**WHAT YOU HAVE TO DO**
Show, from the entries below, every line in which "Reduccions" appears.

[Records of document pages]
:::::

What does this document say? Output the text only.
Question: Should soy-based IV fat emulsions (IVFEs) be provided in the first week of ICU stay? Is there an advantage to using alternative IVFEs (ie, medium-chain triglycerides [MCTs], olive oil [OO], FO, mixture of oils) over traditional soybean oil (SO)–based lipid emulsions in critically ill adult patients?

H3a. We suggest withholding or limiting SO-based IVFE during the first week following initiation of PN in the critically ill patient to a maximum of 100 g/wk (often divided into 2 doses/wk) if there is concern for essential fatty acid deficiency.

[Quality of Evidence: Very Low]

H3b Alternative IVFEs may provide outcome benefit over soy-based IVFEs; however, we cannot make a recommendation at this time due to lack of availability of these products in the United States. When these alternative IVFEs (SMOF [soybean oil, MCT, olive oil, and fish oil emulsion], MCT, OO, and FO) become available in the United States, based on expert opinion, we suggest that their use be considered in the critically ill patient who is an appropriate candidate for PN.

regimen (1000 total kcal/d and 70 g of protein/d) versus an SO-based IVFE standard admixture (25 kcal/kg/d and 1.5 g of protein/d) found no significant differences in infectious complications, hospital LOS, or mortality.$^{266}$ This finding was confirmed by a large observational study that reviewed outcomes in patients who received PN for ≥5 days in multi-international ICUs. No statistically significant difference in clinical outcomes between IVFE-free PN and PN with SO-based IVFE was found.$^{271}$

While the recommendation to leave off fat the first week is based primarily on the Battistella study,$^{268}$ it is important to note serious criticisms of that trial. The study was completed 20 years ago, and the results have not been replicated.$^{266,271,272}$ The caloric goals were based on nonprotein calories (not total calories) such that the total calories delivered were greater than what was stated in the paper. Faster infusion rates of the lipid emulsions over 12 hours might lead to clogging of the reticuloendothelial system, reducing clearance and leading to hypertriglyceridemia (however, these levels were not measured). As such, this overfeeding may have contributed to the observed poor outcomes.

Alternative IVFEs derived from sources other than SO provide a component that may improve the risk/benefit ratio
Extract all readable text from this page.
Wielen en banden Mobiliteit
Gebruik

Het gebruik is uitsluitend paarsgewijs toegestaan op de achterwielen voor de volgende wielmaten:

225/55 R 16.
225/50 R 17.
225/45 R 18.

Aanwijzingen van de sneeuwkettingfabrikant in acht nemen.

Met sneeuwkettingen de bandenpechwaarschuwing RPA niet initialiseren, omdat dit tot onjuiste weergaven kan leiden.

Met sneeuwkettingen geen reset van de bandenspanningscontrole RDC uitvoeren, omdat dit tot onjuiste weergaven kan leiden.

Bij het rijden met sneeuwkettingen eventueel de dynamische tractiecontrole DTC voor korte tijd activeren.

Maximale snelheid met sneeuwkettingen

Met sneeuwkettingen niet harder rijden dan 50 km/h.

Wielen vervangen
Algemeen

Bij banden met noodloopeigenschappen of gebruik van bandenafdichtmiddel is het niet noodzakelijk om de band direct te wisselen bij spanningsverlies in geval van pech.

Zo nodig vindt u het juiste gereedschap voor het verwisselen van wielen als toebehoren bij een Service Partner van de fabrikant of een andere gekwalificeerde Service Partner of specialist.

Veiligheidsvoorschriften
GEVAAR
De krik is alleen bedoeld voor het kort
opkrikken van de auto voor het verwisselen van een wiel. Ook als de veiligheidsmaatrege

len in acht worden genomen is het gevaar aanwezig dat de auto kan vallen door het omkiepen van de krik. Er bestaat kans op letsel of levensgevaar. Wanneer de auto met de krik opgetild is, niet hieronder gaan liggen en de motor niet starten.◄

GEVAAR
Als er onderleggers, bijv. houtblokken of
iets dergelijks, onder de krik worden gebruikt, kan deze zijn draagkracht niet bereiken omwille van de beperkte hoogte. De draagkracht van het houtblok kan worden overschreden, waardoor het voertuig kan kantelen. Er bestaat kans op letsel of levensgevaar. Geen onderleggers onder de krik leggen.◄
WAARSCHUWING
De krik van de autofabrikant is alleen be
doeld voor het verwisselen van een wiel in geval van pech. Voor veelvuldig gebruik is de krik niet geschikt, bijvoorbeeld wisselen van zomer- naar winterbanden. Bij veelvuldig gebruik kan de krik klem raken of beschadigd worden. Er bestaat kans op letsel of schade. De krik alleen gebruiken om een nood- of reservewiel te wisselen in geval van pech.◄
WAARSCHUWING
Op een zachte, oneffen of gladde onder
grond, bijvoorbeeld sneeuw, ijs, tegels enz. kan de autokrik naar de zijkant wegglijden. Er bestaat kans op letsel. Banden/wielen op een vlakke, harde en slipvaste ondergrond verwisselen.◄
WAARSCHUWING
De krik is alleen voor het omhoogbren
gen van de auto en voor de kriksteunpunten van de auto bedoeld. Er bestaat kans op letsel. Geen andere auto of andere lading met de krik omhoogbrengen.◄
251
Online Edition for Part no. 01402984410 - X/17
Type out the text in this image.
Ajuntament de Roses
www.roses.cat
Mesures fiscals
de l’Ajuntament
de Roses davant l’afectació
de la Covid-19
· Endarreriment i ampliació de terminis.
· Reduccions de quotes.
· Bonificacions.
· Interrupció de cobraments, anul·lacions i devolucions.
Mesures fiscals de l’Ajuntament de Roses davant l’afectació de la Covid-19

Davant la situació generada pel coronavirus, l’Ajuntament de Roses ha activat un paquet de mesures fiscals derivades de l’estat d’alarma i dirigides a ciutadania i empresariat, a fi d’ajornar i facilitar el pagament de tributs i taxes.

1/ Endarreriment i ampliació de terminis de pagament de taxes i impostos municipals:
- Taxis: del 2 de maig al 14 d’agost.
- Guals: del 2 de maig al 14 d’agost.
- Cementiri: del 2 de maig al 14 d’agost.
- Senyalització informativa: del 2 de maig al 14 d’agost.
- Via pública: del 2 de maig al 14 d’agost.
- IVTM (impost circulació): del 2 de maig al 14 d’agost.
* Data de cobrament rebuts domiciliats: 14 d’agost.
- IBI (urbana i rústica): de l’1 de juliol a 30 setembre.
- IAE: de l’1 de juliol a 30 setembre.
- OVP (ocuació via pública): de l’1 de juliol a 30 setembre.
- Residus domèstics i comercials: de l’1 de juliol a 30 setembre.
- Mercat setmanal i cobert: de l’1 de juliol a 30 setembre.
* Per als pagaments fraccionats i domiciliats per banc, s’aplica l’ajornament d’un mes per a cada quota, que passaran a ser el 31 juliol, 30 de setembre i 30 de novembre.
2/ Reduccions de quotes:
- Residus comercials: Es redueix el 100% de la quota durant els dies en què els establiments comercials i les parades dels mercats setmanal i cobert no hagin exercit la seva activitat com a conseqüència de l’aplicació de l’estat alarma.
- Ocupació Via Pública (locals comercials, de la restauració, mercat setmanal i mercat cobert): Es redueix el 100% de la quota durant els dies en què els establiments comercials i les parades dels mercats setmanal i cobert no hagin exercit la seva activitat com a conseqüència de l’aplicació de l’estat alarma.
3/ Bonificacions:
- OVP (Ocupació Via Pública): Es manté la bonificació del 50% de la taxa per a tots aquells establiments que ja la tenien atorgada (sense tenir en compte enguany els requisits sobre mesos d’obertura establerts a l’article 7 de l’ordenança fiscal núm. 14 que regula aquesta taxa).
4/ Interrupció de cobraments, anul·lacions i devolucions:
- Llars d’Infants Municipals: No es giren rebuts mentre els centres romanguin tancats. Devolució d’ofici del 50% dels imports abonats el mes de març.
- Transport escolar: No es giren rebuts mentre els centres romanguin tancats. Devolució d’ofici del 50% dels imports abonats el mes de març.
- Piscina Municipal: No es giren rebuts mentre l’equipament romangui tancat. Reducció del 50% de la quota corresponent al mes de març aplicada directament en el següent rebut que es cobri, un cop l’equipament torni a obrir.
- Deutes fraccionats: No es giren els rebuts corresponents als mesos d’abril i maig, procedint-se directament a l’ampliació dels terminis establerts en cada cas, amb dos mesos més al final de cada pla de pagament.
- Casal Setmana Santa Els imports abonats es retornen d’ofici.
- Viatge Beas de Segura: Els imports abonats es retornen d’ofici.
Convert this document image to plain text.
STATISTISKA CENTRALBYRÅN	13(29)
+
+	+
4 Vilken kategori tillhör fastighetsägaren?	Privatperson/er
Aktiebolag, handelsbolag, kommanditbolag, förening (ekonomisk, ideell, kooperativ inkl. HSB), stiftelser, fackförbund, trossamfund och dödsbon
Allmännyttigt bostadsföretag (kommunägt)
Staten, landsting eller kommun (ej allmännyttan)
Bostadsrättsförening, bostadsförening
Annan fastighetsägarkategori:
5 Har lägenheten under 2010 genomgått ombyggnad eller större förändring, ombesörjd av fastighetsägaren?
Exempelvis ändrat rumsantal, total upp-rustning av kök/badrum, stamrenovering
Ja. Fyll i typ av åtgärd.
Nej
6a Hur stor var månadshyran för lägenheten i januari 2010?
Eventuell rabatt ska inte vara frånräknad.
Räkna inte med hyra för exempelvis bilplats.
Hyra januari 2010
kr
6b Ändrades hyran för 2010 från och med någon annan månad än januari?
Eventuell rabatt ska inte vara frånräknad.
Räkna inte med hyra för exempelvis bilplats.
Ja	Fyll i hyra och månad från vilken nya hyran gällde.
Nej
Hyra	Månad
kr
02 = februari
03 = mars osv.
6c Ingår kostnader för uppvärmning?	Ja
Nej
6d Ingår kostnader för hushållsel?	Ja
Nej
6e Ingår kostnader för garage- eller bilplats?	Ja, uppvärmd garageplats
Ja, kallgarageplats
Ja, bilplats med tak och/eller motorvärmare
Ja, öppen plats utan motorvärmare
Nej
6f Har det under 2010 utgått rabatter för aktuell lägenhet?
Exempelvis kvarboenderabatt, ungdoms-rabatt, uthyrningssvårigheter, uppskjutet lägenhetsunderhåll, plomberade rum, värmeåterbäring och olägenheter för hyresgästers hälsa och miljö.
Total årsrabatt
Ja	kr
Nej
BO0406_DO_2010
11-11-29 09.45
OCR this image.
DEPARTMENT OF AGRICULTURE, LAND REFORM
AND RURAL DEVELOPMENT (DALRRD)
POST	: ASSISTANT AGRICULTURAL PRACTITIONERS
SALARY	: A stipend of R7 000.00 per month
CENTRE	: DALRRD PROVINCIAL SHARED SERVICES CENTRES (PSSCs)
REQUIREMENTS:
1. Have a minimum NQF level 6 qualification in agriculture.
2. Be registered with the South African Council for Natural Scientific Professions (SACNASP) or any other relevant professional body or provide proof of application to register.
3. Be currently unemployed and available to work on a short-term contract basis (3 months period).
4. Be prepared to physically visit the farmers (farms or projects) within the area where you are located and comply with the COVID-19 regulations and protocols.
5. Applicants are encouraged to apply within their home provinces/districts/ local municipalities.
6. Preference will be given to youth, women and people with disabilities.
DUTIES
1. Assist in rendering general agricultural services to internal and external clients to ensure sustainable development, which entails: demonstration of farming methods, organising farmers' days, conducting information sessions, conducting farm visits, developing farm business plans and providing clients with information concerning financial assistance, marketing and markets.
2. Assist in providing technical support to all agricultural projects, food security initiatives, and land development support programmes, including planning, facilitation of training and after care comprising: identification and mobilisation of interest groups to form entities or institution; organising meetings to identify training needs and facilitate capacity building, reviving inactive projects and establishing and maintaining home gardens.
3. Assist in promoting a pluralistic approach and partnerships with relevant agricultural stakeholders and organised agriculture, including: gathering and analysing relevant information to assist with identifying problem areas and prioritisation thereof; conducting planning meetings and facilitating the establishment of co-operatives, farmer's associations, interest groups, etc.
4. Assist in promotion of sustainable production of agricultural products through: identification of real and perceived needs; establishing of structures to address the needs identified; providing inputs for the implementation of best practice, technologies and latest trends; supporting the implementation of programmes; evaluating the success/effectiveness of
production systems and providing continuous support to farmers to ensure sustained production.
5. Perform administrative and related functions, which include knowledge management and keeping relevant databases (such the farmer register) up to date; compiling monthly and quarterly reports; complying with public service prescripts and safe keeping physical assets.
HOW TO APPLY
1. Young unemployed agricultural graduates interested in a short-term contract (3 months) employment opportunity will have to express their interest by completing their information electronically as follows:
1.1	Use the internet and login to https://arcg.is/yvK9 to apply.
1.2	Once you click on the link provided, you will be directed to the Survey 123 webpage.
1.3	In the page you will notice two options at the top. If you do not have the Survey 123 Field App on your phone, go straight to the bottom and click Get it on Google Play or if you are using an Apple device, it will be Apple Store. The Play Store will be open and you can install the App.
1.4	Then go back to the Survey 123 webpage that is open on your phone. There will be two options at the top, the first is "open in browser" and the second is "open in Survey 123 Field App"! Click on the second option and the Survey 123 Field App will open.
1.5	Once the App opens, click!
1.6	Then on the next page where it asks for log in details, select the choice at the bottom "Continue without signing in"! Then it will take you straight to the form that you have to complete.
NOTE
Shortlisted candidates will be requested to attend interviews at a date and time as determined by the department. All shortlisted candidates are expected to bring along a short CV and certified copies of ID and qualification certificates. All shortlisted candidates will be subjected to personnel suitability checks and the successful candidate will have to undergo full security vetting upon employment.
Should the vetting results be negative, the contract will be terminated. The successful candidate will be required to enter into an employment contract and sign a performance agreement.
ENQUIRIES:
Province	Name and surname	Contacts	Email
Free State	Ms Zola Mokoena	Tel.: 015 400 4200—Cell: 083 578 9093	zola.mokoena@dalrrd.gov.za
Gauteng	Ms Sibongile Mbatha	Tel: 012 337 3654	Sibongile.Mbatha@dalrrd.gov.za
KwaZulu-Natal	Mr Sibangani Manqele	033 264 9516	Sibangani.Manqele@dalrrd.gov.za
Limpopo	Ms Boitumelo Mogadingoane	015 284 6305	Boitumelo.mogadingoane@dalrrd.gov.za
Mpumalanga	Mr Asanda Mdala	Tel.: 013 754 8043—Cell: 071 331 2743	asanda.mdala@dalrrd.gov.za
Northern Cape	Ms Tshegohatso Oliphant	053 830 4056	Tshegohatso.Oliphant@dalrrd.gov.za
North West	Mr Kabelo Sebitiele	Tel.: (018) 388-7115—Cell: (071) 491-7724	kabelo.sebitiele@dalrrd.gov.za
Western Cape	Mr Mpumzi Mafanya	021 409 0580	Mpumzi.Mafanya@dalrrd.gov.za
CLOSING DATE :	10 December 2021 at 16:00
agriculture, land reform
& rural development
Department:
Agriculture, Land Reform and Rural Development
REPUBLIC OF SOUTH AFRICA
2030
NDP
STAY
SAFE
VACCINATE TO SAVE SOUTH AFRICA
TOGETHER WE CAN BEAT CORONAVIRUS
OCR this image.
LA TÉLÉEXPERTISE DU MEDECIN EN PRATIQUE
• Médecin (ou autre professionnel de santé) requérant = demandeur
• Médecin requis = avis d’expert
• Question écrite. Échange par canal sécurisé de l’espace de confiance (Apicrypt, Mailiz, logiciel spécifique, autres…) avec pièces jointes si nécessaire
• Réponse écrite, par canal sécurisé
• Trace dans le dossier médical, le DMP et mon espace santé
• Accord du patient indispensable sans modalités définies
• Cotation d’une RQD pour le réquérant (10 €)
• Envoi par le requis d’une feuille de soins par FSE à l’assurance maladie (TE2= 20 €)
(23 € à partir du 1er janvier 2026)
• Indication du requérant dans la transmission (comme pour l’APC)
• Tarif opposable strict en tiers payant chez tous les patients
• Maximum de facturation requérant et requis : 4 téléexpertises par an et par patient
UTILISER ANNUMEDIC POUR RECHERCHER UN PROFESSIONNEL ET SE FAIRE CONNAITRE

:::::

**WORKED SOLUTION**
· Reduccions de quotes.
2/ Reduccions de quotes:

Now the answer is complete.